> [Goal]
Pick every line with "феноменов" from the material below.

> [Data excerpts]
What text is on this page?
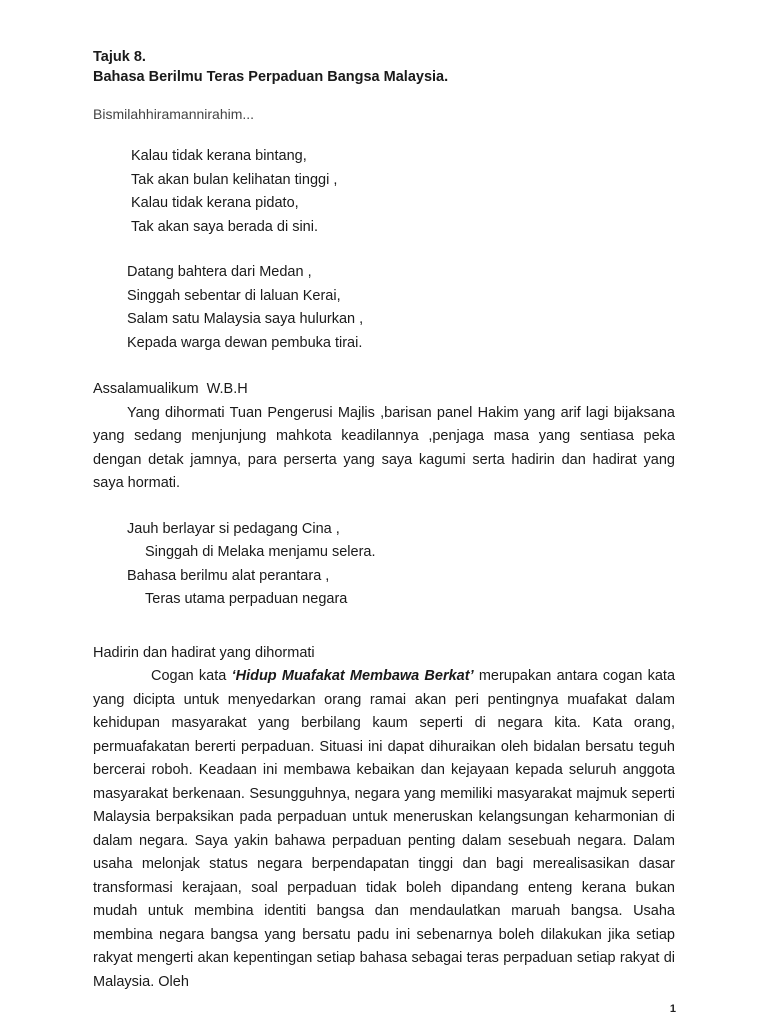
Tajuk 8.

Bahasa Berilmu Teras Perpaduan Bangsa Malaysia.

Bismilahhiramannirahim...
Kalau tidak kerana bintang,
Tak akan bulan kelihatan tinggi ,
Kalau tidak kerana pidato,
Tak akan saya berada di sini.
Datang bahtera dari Medan ,
Singgah sebentar di laluan Kerai,
Salam satu Malaysia saya hulurkan ,
Kepada warga dewan pembuka tirai.
Assalamualikum  W.B.H
Yang dihormati Tuan Pengerusi Majlis ,barisan panel Hakim yang arif lagi bijaksana yang sedang menjunjung mahkota keadilannya ,penjaga masa yang sentiasa peka dengan detak jamnya, para perserta yang saya kagumi serta hadirin dan hadirat yang saya hormati.
Jauh berlayar si pedagang Cina ,
Singgah di Melaka menjamu selera.
Bahasa berilmu alat perantara ,
Teras utama perpaduan negara
Hadirin dan hadirat yang dihormati
Cogan kata ‘Hidup Muafakat Membawa Berkat’ merupakan antara cogan kata yang dicipta untuk menyedarkan orang ramai akan peri pentingnya muafakat dalam kehidupan masyarakat yang berbilang kaum seperti di negara kita. Kata orang, permuafakatan bererti perpaduan. Situasi ini dapat dihuraikan oleh bidalan bersatu teguh bercerai roboh. Keadaan ini membawa kebaikan dan kejayaan kepada seluruh anggota masyarakat berkenaan. Sesungguhnya, negara yang memiliki masyarakat majmuk seperti Malaysia berpaksikan pada perpaduan untuk meneruskan kelangsungan keharmonian di dalam negara. Saya yakin bahawa perpaduan penting dalam sesebuah negara. Dalam usaha melonjak status negara berpendapatan tinggi dan bagi merealisasikan dasar transformasi kerajaan, soal perpaduan tidak boleh dipandang enteng kerana bukan mudah untuk membina identiti bangsa dan mendaulatkan maruah bangsa. Usaha membina negara bangsa yang bersatu padu ini sebenarnya boleh dilakukan jika setiap rakyat mengerti akan kepentingan setiap bahasa sebagai teras perpaduan setiap rakyat di Malaysia. Oleh
1
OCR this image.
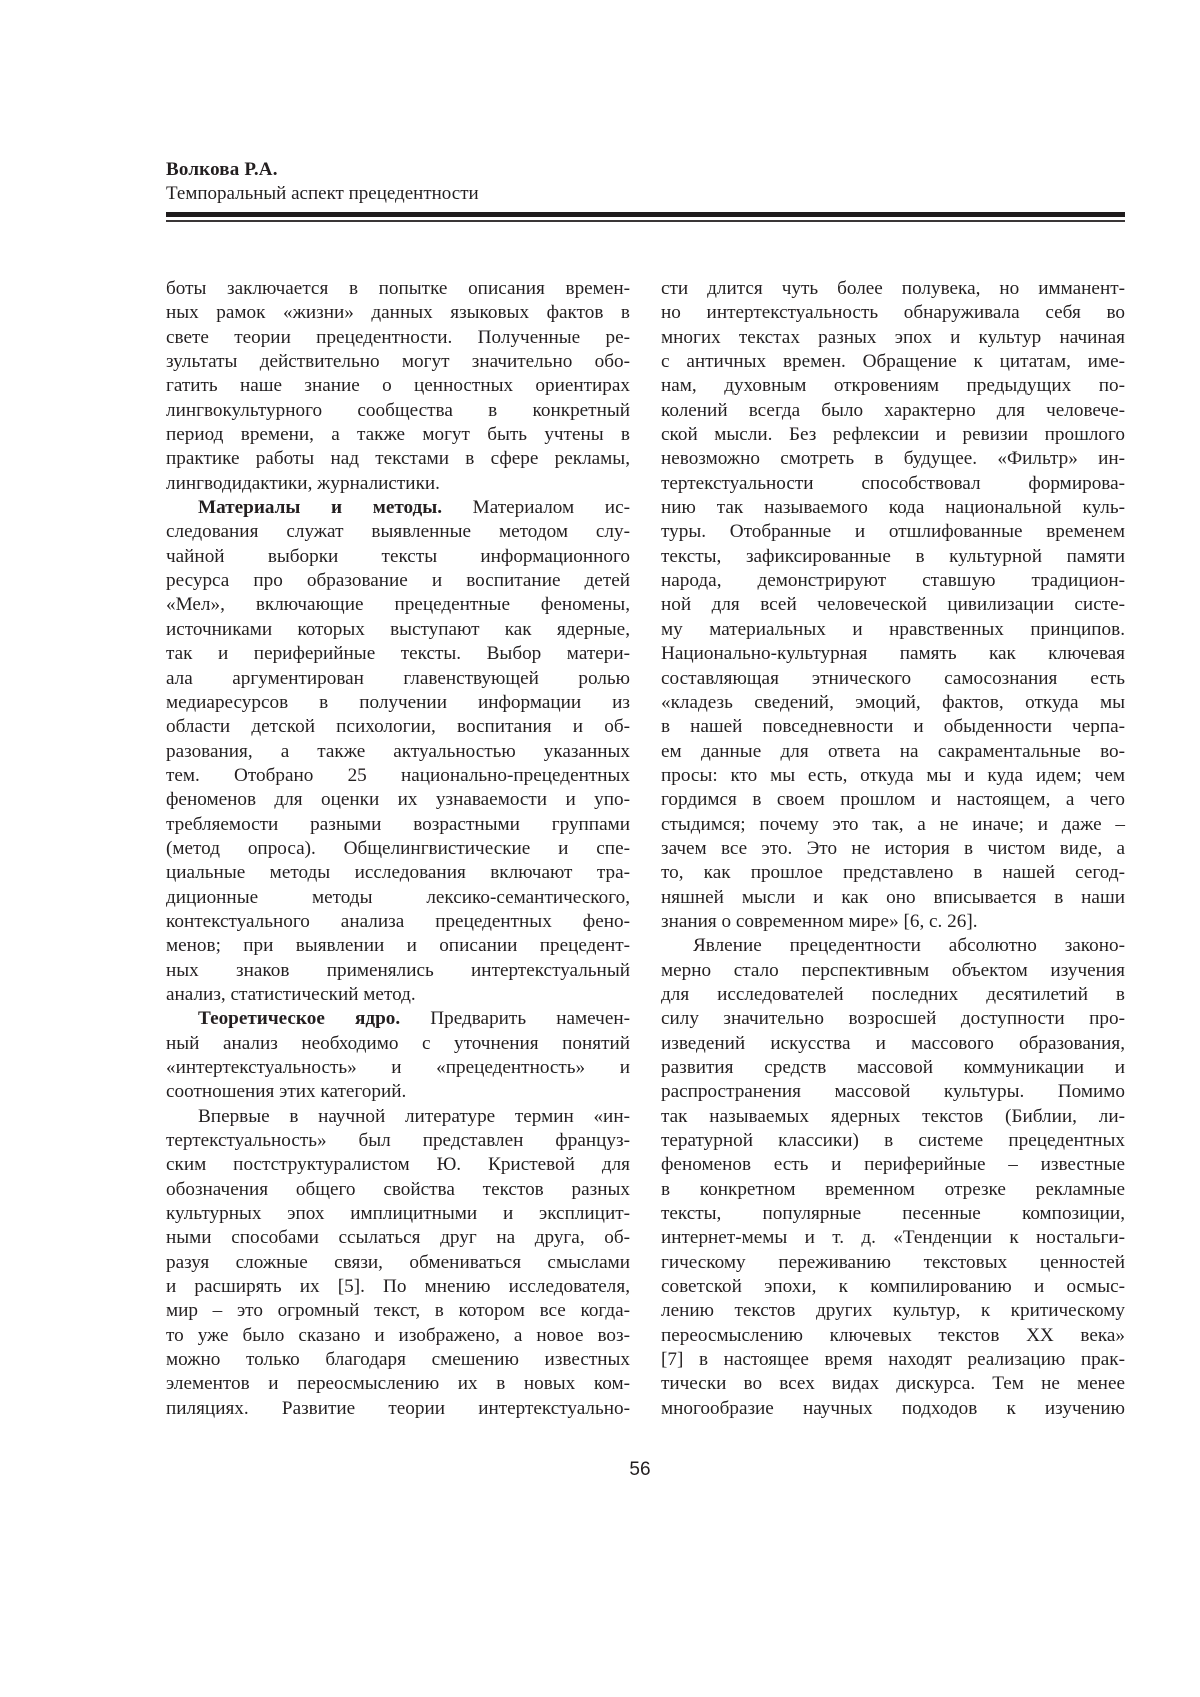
Волкова Р.А.
Темпоральный аспект прецедентности
боты заключается в попытке описания времен-
ных рамок «жизни» данных языковых фактов в
свете теории прецедентности. Полученные ре-
зультаты действительно могут значительно обо-
гатить наше знание о ценностных ориентирах
лингвокультурного сообщества в конкретный
период времени, а также могут быть учтены в
практике работы над текстами в сфере рекламы,
лингводидактики, журналистики.
Материалы и методы. Материалом ис-
следования служат выявленные методом слу-
чайной выборки тексты информационного
ресурса про образование и воспитание детей
«Мел», включающие прецедентные феномены,
источниками которых выступают как ядерные,
так и периферийные тексты. Выбор матери-
ала аргументирован главенствующей ролью
медиаресурсов в получении информации из
области детской психологии, воспитания и об-
разования, а также актуальностью указанных
тем. Отобрано 25 национально-прецедентных
феноменов для оценки их узнаваемости и упо-
требляемости разными возрастными группами
(метод опроса). Общелингвистические и спе-
циальные методы исследования включают тра-
диционные методы лексико-семантического,
контекстуального анализа прецедентных фено-
менов; при выявлении и описании прецедент-
ных знаков применялись интертекстуальный
анализ, статистический метод.
Теоретическое ядро. Предварить намечен-
ный анализ необходимо с уточнения понятий
«интертекстуальность» и «прецедентность» и
соотношения этих категорий.
Впервые в научной литературе термин «ин-
тертекстуальность» был представлен француз-
ским постструктуралистом Ю. Кристевой для
обозначения общего свойства текстов разных
культурных эпох имплицитными и эксплицит-
ными способами ссылаться друг на друга, об-
разуя сложные связи, обмениваться смыслами
и расширять их [5]. По мнению исследователя,
мир – это огромный текст, в котором все когда-
то уже было сказано и изображено, а новое воз-
можно только благодаря смешению известных
элементов и переосмыслению их в новых ком-
пиляциях. Развитие теории интертекстуально-
сти длится чуть более полувека, но имманент-
но интертекстуальность обнаруживала себя во
многих текстах разных эпох и культур начиная
с античных времен. Обращение к цитатам, име-
нам, духовным откровениям предыдущих по-
колений всегда было характерно для человече-
ской мысли. Без рефлексии и ревизии прошлого
невозможно смотреть в будущее. «Фильтр» ин-
тертекстуальности способствовал формирова-
нию так называемого кода национальной куль-
туры. Отобранные и отшлифованные временем
тексты, зафиксированные в культурной памяти
народа, демонстрируют ставшую традицион-
ной для всей человеческой цивилизации систе-
му материальных и нравственных принципов.
Национально-культурная память как ключевая
составляющая этнического самосознания есть
«кладезь сведений, эмоций, фактов, откуда мы
в нашей повседневности и обыденности черпа-
ем данные для ответа на сакраментальные во-
просы: кто мы есть, откуда мы и куда идем; чем
гордимся в своем прошлом и настоящем, а чего
стыдимся; почему это так, а не иначе; и даже –
зачем все это. Это не история в чистом виде, а
то, как прошлое представлено в нашей сегод-
няшней мысли и как оно вписывается в наши
знания о современном мире» [6, с. 26].
Явление прецедентности абсолютно законо-
мерно стало перспективным объектом изучения
для исследователей последних десятилетий в
силу значительно возросшей доступности про-
изведений искусства и массового образования,
развития средств массовой коммуникации и
распространения массовой культуры. Помимо
так называемых ядерных текстов (Библии, ли-
тературной классики) в системе прецедентных
феноменов есть и периферийные – известные
в конкретном временном отрезке рекламные
тексты, популярные песенные композиции,
интернет-мемы и т. д. «Тенденции к ностальги-
гическому переживанию текстовых ценностей
советской эпохи, к компилированию и осмыс-
лению текстов других культур, к критическому
переосмыслению ключевых текстов XX века»
[7] в настоящее время находят реализацию прак-
тически во всех видах дискурса. Тем не менее
многообразие научных подходов к изучению
56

> [Solution for this exercise]
феноменов для оценки их узнаваемости и упо-
феноменов есть и периферийные – известные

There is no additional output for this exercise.